Records for the exercise:
****

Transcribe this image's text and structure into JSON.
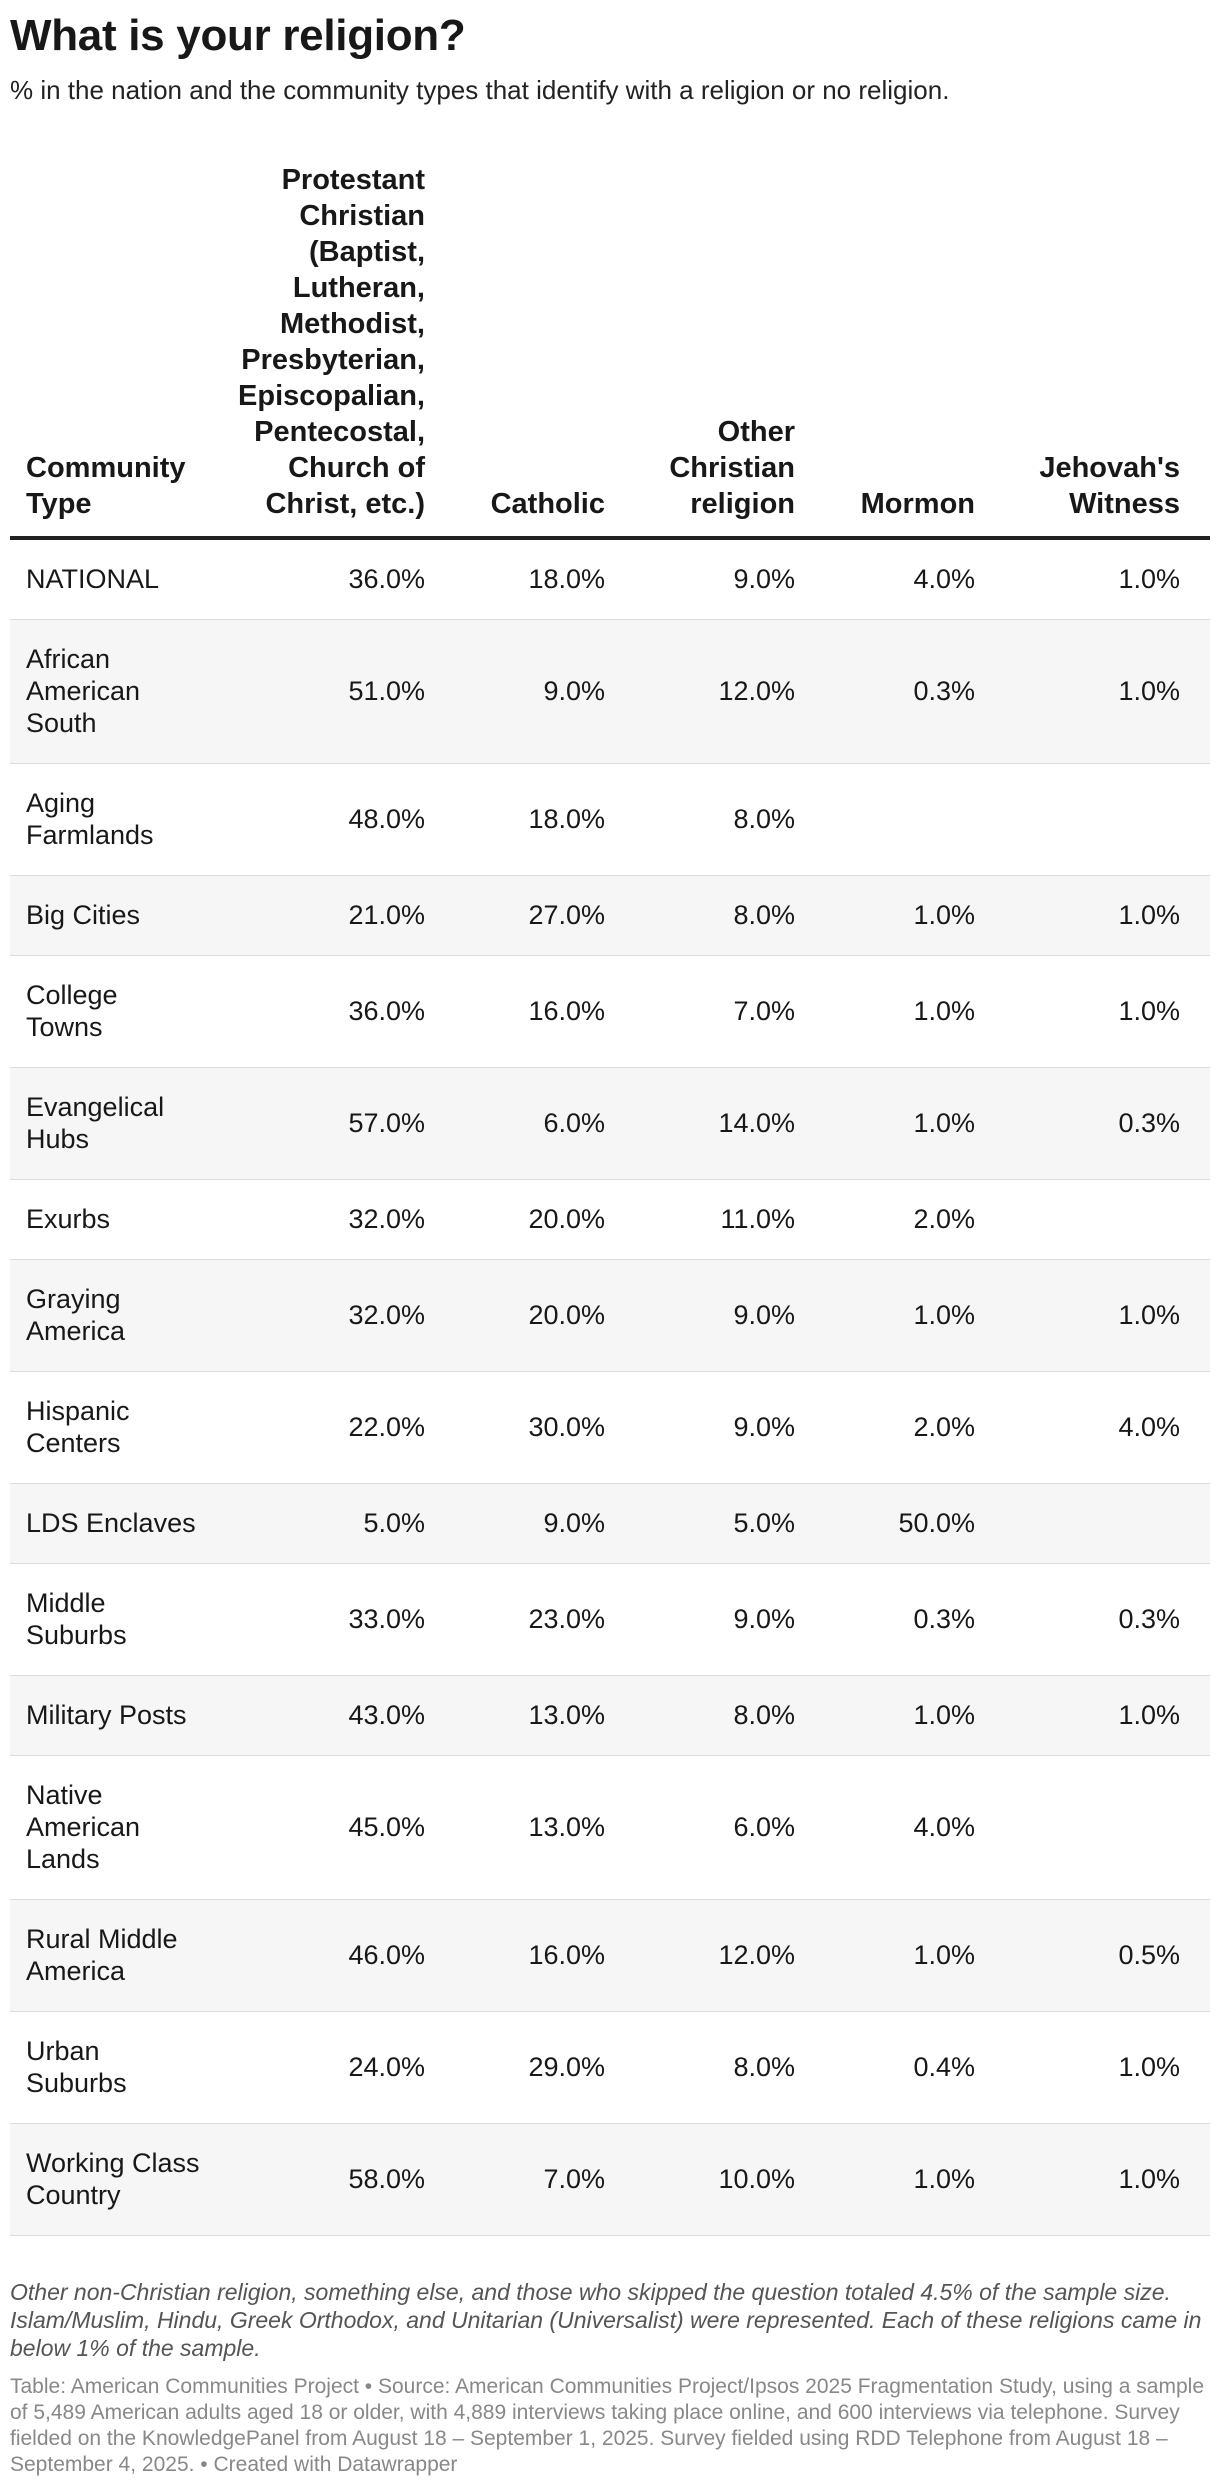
{
  "title": "What is your religion?",
  "subtitle": "% in the nation and the community types that identify with a religion or no religion.",
  "chart_data": {
    "type": "table",
    "columns": [
      "Community Type",
      "Protestant Christian (Baptist, Lutheran, Methodist, Presbyterian, Episcopalian, Pentecostal, Church of Christ, etc.)",
      "Catholic",
      "Other Christian religion",
      "Mormon",
      "Jehovah's Witness"
    ],
    "rows": [
      [
        "NATIONAL",
        "36.0%",
        "18.0%",
        "9.0%",
        "4.0%",
        "1.0%"
      ],
      [
        "African American South",
        "51.0%",
        "9.0%",
        "12.0%",
        "0.3%",
        "1.0%"
      ],
      [
        "Aging Farmlands",
        "48.0%",
        "18.0%",
        "8.0%",
        "",
        ""
      ],
      [
        "Big Cities",
        "21.0%",
        "27.0%",
        "8.0%",
        "1.0%",
        "1.0%"
      ],
      [
        "College Towns",
        "36.0%",
        "16.0%",
        "7.0%",
        "1.0%",
        "1.0%"
      ],
      [
        "Evangelical Hubs",
        "57.0%",
        "6.0%",
        "14.0%",
        "1.0%",
        "0.3%"
      ],
      [
        "Exurbs",
        "32.0%",
        "20.0%",
        "11.0%",
        "2.0%",
        ""
      ],
      [
        "Graying America",
        "32.0%",
        "20.0%",
        "9.0%",
        "1.0%",
        "1.0%"
      ],
      [
        "Hispanic Centers",
        "22.0%",
        "30.0%",
        "9.0%",
        "2.0%",
        "4.0%"
      ],
      [
        "LDS Enclaves",
        "5.0%",
        "9.0%",
        "5.0%",
        "50.0%",
        ""
      ],
      [
        "Middle Suburbs",
        "33.0%",
        "23.0%",
        "9.0%",
        "0.3%",
        "0.3%"
      ],
      [
        "Military Posts",
        "43.0%",
        "13.0%",
        "8.0%",
        "1.0%",
        "1.0%"
      ],
      [
        "Native American Lands",
        "45.0%",
        "13.0%",
        "6.0%",
        "4.0%",
        ""
      ],
      [
        "Rural Middle America",
        "46.0%",
        "16.0%",
        "12.0%",
        "1.0%",
        "0.5%"
      ],
      [
        "Urban Suburbs",
        "24.0%",
        "29.0%",
        "8.0%",
        "0.4%",
        "1.0%"
      ],
      [
        "Working Class Country",
        "58.0%",
        "7.0%",
        "10.0%",
        "1.0%",
        "1.0%"
      ]
    ]
  },
  "notes": "Other non-Christian religion, something else, and those who skipped the question totaled 4.5% of the sample size. Islam/Muslim, Hindu, Greek Orthodox, and Unitarian (Universalist) were represented. Each of these religions came in below 1% of the sample.",
  "footer": "Table: American Communities Project • Source: American Communities Project/Ipsos 2025 Fragmentation Study, using a sample of 5,489 American adults aged 18 or older, with 4,889 interviews taking place online, and 600 interviews via telephone. Survey fielded on the KnowledgePanel from August 18 – September 1, 2025. Survey fielded using RDD Telephone from August 18 – September 4, 2025. • Created with Datawrapper"
}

****

What you have to do: Above are the records; copy every line in them that holds the word "with".

Result of this exercise:
  "subtitle": "% in the nation and the community types that identify with a religion or no religion.",
  "footer": "Table: American Communities Project • Source: American Communities Project/Ipsos 2025 Fragmentation Study, using a sample of 5,489 American adults aged 18 or older, with 4,889 interviews taking place online, and 600 interviews via telephone. Survey fielded on the KnowledgePanel from August 18 – September 1, 2025. Survey fielded using RDD Telephone from August 18 – September 4, 2025. • Created with Datawrapper"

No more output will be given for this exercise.